> _Challenge_: Work out the number of lines containing "JSON". Answer with nothing but that number.

(Dataset records)
--------
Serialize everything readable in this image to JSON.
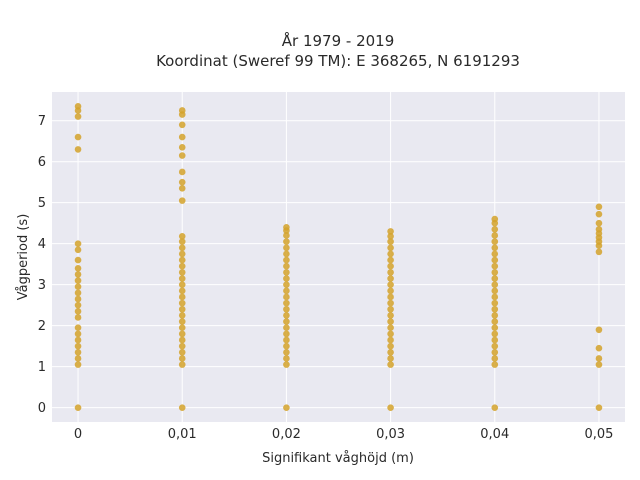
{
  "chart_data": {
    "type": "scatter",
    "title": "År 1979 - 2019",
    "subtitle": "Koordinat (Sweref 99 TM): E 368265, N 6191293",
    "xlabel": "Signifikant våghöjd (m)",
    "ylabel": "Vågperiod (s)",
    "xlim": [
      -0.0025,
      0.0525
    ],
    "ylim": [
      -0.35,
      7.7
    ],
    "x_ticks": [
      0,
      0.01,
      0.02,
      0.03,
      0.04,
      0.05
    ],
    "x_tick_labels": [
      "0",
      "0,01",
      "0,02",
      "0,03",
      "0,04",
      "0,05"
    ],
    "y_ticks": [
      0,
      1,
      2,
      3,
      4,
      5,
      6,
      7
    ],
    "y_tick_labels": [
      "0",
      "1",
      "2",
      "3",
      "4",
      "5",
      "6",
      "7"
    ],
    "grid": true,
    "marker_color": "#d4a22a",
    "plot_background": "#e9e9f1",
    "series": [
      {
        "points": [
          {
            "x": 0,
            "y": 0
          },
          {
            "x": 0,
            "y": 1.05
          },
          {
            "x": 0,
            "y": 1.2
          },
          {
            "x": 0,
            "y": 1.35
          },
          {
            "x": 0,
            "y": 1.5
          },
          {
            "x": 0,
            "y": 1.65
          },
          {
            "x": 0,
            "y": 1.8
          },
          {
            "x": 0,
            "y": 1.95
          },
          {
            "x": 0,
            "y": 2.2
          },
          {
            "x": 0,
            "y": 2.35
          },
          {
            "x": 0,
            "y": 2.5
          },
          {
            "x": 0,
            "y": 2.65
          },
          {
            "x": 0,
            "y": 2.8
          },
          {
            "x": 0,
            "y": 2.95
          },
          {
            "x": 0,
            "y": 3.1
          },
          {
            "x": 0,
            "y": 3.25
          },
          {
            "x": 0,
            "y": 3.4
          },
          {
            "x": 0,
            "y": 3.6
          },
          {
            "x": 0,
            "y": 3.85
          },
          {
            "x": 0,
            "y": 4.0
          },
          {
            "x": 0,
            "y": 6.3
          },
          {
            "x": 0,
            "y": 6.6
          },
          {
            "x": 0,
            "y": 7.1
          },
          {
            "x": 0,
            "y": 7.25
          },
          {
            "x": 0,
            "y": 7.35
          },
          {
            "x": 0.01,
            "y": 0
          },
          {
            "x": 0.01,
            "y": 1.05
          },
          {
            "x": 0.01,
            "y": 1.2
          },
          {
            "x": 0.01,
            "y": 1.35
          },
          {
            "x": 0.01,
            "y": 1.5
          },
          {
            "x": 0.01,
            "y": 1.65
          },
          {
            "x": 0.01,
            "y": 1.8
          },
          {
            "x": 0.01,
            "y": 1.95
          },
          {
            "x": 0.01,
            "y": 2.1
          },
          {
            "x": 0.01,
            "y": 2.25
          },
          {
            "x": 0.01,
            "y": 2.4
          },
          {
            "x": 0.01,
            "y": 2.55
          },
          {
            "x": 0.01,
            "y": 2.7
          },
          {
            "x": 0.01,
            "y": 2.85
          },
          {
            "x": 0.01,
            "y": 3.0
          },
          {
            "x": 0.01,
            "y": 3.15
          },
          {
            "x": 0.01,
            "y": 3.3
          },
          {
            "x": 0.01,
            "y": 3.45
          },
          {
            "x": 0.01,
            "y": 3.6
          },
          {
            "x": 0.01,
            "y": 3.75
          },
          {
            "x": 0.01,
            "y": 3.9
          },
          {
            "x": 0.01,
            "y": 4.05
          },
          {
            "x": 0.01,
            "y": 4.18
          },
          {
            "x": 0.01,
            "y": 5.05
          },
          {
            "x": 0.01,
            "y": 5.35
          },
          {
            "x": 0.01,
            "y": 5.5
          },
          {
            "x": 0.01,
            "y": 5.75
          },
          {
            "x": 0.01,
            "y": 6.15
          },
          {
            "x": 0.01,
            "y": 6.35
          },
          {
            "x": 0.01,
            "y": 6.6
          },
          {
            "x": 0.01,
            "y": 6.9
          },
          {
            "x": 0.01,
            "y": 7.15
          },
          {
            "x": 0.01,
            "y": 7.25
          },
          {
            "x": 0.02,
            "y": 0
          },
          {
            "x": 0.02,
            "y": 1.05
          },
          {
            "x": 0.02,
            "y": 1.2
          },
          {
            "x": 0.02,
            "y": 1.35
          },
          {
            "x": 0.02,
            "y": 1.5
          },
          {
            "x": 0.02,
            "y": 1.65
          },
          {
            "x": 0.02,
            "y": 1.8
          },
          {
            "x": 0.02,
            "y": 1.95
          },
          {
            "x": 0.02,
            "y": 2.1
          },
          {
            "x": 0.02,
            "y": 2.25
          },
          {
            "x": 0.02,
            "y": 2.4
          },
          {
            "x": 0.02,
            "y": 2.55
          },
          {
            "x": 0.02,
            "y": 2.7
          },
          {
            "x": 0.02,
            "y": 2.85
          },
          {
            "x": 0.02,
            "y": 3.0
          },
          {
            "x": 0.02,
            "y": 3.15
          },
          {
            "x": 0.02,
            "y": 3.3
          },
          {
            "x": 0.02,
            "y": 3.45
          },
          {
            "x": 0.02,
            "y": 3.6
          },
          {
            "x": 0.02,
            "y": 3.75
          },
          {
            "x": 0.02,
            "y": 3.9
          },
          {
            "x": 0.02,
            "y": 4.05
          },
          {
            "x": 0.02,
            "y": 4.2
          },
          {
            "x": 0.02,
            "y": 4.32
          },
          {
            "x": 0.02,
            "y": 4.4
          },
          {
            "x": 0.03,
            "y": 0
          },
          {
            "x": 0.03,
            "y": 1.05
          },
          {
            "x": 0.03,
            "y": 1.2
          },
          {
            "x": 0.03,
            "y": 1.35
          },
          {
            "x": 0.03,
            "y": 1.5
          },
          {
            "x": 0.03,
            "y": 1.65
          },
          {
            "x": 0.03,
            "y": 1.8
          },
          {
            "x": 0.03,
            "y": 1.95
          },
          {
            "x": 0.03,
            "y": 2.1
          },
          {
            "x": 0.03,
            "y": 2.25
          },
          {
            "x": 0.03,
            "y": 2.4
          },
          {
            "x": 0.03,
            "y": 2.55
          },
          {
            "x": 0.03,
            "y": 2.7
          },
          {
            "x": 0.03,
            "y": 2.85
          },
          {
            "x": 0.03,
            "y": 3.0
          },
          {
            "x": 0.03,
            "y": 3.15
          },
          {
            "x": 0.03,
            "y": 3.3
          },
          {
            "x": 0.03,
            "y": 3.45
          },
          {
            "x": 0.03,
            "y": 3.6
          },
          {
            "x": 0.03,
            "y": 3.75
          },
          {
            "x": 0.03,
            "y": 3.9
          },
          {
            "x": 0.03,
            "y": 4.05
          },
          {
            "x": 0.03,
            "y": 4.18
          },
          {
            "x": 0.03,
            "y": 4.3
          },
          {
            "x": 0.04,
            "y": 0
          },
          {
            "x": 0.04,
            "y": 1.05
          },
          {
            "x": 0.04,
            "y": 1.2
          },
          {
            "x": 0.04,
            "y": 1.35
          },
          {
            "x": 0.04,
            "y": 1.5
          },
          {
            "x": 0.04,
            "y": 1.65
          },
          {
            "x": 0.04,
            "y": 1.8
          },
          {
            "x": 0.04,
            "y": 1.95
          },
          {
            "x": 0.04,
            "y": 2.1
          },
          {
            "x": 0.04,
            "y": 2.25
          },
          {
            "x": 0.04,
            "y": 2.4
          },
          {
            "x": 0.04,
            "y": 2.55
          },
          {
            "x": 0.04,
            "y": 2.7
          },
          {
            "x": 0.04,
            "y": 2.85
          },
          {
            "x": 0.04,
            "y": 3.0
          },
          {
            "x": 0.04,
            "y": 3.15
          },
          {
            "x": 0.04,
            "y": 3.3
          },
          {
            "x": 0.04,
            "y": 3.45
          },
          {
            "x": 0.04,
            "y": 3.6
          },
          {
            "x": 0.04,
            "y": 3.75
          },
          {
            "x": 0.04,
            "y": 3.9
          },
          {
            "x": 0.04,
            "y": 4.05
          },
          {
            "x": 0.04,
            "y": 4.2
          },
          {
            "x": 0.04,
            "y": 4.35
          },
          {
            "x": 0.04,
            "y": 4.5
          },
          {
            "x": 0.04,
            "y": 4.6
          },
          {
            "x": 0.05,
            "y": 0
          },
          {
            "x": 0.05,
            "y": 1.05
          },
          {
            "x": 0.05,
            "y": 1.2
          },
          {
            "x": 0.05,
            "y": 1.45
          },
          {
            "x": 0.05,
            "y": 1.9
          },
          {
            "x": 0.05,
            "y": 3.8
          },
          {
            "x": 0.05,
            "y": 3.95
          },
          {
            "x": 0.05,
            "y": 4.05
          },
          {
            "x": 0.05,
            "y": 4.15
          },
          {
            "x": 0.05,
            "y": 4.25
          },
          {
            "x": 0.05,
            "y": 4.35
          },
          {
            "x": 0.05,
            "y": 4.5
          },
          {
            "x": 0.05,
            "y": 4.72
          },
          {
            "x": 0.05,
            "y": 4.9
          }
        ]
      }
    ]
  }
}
--------
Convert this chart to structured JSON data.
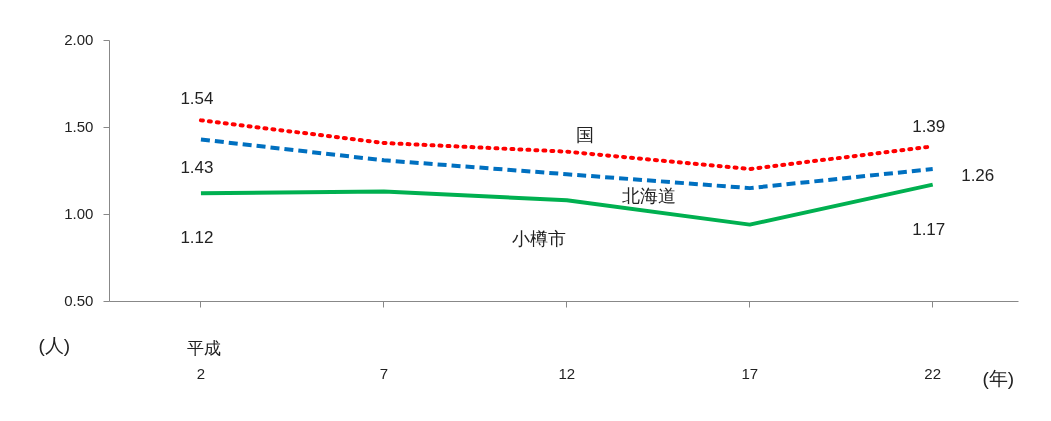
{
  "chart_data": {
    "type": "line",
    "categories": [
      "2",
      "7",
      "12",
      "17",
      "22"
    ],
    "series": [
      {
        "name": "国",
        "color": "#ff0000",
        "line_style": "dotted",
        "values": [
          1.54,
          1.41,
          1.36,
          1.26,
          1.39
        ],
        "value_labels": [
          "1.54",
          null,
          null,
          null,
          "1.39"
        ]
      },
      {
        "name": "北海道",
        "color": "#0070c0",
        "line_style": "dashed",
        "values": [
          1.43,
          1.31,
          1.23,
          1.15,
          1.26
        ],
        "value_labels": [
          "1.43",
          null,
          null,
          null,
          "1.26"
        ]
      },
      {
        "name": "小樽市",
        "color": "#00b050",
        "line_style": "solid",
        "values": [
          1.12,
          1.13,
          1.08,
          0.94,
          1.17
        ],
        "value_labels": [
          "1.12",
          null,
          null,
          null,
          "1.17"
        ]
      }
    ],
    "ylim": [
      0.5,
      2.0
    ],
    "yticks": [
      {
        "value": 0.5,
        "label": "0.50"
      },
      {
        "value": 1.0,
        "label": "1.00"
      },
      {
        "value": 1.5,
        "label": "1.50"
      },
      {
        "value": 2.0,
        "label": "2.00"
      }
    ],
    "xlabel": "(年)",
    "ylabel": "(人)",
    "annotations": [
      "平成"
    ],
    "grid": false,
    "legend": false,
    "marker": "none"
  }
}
--------
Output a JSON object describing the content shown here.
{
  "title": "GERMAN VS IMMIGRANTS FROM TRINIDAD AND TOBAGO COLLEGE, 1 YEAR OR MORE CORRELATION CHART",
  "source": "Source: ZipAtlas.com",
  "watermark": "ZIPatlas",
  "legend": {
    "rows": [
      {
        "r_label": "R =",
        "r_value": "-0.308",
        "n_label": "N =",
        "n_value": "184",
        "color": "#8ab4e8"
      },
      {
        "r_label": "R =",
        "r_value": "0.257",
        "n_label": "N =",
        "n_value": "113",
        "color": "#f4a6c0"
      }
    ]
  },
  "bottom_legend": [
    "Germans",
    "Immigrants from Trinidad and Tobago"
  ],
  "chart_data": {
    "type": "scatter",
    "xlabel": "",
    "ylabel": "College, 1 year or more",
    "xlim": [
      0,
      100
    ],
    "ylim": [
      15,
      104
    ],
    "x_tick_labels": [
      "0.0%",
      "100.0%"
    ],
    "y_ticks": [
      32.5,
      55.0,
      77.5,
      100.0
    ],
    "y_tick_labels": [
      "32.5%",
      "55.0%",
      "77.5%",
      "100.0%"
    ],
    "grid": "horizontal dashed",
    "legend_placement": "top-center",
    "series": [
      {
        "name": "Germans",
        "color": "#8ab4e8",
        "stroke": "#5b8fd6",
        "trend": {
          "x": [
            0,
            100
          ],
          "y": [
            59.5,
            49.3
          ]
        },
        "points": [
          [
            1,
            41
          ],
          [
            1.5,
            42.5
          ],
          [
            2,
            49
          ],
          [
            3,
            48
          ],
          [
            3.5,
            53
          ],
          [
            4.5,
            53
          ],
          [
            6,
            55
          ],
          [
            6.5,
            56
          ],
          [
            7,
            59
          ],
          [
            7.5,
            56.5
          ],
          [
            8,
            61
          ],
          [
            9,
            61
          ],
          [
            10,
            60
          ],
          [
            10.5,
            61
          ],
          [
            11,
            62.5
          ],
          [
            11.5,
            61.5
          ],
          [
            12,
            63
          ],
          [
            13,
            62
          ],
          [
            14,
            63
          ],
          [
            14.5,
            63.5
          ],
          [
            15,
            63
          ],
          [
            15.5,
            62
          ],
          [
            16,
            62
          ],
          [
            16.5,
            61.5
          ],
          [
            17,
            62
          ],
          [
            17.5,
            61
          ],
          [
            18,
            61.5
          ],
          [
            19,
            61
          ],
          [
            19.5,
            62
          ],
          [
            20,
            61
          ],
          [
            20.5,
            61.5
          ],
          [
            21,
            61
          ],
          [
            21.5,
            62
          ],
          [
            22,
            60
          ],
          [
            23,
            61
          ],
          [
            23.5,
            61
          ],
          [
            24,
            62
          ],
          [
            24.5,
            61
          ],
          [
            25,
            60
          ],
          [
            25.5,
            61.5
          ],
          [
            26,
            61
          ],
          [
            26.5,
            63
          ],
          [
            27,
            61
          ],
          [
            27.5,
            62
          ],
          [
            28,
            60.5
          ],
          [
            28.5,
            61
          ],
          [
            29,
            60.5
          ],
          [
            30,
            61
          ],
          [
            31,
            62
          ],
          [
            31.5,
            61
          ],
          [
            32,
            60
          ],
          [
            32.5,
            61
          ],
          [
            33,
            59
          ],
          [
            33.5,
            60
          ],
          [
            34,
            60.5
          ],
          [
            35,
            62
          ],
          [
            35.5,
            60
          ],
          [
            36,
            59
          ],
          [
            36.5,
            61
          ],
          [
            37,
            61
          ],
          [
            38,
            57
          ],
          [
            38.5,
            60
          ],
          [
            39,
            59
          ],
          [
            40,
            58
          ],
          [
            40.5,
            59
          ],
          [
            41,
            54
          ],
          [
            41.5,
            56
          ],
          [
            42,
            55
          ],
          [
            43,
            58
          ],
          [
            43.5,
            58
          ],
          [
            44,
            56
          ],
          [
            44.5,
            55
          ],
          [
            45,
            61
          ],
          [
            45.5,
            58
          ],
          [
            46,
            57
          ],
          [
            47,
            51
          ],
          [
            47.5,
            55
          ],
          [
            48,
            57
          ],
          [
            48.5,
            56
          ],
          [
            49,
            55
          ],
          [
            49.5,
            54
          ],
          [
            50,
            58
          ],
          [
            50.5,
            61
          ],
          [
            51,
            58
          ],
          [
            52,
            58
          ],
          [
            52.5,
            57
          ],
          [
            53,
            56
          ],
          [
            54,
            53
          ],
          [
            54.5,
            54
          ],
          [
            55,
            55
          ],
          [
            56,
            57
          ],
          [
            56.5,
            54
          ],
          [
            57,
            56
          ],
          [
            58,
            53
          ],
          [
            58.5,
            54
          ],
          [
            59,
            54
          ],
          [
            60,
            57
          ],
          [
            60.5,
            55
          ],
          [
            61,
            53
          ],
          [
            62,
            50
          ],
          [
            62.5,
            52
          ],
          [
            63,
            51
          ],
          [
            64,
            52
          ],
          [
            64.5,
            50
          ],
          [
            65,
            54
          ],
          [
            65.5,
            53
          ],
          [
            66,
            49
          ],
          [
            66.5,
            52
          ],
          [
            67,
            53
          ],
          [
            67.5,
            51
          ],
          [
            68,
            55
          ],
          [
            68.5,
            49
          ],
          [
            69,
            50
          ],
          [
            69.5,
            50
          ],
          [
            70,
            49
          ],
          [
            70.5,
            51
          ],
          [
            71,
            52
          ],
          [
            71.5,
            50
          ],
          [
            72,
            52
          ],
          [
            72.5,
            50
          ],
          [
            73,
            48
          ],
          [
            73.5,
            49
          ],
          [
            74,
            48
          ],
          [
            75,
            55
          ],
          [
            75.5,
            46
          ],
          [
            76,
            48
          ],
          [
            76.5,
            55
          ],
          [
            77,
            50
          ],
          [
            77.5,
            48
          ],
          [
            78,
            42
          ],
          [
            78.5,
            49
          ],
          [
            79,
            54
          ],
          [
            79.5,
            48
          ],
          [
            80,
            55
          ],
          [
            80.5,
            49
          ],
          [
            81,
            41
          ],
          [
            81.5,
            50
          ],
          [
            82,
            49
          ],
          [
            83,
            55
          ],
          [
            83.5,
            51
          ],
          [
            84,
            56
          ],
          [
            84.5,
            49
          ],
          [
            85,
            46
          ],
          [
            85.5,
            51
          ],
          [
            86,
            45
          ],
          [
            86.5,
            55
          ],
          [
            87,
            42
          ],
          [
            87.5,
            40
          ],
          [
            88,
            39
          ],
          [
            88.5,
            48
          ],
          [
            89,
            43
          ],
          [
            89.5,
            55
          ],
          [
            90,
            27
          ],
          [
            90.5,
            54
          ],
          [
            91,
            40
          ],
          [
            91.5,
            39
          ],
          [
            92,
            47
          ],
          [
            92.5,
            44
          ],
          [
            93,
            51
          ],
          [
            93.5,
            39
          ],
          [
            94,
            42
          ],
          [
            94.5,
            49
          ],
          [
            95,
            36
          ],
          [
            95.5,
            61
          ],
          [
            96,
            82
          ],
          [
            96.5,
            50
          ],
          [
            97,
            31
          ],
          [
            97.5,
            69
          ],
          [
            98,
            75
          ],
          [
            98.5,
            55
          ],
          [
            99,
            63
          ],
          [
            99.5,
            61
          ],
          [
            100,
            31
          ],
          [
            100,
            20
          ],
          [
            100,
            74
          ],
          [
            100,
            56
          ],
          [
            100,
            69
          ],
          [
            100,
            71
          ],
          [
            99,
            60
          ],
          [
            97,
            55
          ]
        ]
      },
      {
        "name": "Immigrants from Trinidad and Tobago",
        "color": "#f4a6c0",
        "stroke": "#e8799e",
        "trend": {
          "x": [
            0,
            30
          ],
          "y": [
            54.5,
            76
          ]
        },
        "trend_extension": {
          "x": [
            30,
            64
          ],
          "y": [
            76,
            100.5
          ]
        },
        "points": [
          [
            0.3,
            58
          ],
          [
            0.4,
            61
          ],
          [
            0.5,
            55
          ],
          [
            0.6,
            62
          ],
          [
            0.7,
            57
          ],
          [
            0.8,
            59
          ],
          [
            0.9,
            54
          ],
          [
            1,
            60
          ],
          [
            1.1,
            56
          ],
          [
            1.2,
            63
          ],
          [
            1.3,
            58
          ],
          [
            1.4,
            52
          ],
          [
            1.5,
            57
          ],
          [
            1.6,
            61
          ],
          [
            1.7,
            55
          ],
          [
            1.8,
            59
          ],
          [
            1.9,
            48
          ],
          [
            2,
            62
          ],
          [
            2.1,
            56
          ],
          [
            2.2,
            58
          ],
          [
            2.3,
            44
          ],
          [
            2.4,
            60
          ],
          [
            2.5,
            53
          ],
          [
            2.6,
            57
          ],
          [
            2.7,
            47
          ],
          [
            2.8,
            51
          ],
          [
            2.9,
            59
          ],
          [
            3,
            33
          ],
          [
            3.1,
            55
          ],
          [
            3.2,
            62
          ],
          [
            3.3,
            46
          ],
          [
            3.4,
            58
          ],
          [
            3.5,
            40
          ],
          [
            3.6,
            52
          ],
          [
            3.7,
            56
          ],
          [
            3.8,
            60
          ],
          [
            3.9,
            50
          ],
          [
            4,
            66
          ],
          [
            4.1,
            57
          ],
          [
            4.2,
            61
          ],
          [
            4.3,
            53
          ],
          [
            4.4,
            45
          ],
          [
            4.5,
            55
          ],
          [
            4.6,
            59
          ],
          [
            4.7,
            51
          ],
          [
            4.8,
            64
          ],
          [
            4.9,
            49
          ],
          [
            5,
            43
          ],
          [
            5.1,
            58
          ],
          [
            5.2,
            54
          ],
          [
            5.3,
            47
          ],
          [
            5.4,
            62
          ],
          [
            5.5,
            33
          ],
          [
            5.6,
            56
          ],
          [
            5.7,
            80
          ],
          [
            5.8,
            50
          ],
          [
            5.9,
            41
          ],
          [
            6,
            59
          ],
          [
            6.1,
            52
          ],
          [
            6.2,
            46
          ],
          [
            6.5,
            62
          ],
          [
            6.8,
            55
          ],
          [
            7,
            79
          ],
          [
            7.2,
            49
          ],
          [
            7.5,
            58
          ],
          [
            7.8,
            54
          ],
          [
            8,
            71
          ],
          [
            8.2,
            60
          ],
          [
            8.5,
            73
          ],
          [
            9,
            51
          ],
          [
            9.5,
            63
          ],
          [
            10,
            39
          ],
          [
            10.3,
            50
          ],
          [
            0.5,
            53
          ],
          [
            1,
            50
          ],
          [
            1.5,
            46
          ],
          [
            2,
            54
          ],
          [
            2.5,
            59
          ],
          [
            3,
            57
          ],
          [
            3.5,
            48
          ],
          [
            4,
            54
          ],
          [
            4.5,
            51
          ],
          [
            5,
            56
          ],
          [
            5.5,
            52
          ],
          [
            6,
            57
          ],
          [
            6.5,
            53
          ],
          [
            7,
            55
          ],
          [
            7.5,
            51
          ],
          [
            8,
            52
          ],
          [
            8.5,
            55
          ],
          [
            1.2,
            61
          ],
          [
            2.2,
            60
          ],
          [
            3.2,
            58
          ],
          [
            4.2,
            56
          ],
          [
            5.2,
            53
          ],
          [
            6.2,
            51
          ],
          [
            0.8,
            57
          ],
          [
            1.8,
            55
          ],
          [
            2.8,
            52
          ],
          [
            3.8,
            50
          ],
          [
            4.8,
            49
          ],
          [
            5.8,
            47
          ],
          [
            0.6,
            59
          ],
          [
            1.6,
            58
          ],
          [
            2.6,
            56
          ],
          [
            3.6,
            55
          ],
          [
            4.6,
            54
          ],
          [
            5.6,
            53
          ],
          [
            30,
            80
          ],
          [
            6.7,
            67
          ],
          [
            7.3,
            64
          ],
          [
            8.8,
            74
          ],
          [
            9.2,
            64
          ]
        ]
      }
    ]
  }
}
--------
> _Completed exercise_: 3